> _Task statement_:
Determine how many lines of the material hold the string "Hvis" and reply with only that number.

═════ Given entries

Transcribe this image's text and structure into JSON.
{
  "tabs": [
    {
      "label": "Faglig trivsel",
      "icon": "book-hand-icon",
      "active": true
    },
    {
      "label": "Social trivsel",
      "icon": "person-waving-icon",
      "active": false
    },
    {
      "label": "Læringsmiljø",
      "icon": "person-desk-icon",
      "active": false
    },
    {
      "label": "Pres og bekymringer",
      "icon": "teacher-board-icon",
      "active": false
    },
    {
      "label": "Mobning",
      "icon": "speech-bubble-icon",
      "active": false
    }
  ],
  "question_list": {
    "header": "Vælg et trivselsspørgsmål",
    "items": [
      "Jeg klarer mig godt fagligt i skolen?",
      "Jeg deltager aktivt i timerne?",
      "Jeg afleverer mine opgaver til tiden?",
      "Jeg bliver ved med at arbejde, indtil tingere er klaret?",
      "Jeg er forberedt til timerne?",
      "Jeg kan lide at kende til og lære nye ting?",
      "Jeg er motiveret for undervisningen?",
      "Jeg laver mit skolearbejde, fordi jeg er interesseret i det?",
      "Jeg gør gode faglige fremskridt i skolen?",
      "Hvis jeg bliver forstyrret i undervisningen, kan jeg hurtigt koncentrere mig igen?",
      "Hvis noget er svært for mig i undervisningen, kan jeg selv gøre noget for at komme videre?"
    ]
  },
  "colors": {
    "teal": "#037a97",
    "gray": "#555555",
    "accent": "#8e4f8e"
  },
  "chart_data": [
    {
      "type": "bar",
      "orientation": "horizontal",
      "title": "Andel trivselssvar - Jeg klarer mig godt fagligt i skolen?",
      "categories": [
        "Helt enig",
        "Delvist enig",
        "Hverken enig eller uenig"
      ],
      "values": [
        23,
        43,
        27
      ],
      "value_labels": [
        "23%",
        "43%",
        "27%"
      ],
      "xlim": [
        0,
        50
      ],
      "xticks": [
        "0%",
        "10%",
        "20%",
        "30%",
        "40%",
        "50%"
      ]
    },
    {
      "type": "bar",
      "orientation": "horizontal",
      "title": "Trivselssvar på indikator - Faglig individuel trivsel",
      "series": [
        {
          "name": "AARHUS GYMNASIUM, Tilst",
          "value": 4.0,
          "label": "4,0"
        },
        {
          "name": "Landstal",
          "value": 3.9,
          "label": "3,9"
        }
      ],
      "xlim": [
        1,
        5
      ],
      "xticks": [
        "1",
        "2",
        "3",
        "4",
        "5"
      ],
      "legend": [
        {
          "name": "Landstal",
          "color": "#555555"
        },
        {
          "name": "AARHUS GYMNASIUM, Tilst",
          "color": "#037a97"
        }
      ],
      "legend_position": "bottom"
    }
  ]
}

══════════

> _The response_:
2